-- MATERIAL PROVIDED --

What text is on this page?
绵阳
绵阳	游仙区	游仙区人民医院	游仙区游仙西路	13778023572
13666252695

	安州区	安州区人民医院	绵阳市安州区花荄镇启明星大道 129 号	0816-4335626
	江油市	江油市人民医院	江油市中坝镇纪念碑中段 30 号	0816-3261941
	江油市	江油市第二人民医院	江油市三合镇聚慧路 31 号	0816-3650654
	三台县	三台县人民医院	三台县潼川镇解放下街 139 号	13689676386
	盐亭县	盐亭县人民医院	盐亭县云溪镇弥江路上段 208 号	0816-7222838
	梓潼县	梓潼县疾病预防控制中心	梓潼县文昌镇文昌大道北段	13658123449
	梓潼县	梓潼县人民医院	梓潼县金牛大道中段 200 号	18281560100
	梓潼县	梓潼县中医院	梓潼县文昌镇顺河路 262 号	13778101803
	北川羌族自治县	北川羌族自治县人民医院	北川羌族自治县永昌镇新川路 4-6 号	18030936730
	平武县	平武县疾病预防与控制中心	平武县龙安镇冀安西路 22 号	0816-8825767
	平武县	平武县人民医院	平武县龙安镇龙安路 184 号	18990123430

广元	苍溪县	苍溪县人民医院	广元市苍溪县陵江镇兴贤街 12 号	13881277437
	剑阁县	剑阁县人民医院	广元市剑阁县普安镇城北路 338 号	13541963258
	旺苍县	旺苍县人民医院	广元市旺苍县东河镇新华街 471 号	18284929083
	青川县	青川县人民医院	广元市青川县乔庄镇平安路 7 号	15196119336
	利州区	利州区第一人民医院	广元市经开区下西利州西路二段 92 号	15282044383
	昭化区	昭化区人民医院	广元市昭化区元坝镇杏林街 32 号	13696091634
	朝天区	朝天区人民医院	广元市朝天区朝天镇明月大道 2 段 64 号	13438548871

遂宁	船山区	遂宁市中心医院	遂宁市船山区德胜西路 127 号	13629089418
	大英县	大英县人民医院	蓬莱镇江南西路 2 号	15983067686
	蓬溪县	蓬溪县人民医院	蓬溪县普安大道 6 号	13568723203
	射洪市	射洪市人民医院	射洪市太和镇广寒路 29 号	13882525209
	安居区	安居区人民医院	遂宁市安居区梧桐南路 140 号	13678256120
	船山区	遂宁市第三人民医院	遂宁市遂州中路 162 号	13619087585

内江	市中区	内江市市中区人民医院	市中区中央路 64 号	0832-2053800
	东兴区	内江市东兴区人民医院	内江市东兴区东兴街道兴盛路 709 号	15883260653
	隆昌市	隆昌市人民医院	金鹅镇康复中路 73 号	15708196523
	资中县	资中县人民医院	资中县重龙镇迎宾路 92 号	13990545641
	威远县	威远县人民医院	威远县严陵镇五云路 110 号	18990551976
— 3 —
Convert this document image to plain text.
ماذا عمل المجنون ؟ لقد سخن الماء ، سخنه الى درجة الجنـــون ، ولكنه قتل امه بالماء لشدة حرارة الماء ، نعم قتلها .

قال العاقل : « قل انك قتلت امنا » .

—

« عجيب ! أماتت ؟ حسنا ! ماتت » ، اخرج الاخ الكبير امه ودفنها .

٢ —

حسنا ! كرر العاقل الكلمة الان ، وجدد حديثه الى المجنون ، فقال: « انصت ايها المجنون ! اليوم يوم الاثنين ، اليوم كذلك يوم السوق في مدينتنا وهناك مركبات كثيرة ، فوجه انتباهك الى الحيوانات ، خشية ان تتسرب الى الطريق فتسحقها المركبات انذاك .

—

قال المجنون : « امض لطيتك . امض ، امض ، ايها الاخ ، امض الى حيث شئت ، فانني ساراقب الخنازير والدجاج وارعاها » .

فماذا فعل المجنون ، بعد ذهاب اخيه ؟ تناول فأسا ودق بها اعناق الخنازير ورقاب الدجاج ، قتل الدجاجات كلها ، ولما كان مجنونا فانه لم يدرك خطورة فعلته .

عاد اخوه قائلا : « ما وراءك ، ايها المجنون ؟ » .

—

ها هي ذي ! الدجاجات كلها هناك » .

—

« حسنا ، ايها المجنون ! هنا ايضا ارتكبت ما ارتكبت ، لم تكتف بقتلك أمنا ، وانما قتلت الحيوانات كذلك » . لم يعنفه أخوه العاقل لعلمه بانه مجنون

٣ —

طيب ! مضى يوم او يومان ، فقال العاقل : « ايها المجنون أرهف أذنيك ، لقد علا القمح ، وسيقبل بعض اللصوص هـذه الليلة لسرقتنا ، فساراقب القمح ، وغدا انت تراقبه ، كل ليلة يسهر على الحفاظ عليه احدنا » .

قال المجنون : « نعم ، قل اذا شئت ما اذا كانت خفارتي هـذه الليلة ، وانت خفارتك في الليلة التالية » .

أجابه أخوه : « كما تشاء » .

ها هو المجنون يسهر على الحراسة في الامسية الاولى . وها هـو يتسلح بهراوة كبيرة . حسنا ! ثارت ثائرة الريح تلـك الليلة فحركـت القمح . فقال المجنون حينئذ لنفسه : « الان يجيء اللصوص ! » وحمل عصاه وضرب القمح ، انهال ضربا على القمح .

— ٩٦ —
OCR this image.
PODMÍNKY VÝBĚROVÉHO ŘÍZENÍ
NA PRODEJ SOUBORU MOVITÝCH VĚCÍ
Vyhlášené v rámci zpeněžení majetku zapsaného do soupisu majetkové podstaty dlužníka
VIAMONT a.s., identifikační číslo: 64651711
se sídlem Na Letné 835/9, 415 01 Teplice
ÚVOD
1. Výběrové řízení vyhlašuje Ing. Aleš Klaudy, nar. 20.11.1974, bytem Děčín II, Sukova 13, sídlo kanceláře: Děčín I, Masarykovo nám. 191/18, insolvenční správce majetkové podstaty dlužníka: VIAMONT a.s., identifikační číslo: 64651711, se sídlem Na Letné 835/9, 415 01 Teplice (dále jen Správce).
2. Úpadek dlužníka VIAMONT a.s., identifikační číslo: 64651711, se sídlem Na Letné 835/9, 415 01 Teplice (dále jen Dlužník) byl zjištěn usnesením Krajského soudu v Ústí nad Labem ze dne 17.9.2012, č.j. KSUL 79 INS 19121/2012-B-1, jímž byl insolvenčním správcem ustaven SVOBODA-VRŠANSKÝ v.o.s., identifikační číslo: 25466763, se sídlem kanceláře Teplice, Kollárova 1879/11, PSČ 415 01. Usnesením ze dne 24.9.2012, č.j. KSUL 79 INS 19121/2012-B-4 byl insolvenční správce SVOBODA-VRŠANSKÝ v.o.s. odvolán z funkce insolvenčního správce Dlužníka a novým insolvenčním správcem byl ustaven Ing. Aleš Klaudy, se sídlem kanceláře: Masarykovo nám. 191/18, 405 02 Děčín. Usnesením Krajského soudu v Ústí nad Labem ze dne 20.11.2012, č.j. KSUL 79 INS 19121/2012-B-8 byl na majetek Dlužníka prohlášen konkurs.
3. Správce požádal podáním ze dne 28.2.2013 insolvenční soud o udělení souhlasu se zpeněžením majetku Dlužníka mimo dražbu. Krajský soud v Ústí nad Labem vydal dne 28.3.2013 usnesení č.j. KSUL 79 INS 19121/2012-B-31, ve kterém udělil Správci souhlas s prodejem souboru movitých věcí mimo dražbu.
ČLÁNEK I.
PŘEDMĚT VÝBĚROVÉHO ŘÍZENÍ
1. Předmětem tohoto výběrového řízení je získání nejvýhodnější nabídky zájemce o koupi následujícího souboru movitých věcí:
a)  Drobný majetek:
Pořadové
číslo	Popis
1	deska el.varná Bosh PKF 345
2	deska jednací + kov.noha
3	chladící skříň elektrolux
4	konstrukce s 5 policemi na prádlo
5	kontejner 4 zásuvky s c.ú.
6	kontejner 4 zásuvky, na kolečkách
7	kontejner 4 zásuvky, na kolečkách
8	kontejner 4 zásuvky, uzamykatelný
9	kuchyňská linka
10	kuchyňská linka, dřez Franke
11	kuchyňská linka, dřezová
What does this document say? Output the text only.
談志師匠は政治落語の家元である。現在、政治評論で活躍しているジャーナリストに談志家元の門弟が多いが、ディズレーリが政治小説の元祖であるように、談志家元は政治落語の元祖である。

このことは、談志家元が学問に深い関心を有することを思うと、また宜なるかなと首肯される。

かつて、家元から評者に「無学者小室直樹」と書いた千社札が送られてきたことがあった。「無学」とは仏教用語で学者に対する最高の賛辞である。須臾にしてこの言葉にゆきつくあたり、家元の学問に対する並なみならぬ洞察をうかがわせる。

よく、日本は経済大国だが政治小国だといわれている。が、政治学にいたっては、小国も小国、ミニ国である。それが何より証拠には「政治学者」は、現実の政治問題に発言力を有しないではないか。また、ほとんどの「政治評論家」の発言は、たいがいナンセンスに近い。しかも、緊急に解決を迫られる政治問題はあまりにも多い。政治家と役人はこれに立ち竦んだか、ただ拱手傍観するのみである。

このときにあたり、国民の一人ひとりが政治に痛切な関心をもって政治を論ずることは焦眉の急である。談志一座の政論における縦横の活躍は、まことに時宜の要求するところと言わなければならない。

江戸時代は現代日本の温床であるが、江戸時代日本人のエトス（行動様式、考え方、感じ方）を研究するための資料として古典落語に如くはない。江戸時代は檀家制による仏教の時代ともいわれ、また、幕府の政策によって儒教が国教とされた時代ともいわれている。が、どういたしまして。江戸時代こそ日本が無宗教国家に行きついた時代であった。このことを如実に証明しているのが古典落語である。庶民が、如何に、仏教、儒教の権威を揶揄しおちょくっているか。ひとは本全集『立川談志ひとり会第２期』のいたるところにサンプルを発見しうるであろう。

-- TASK PROMPT --
Copy down every line of the entries containing the word "اللصوص".

-- WRITTEN SOLUTION --
طيب ! مضى يوم او يومان ، فقال العاقل : « ايها المجنون أرهف أذنيك ، لقد علا القمح ، وسيقبل بعض اللصوص هـذه الليلة لسرقتنا ، فساراقب القمح ، وغدا انت تراقبه ، كل ليلة يسهر على الحفاظ عليه احدنا » .
ها هو المجنون يسهر على الحراسة في الامسية الاولى . وها هـو يتسلح بهراوة كبيرة . حسنا ! ثارت ثائرة الريح تلـك الليلة فحركـت القمح . فقال المجنون حينئذ لنفسه : « الان يجيء اللصوص ! » وحمل عصاه وضرب القمح ، انهال ضربا على القمح .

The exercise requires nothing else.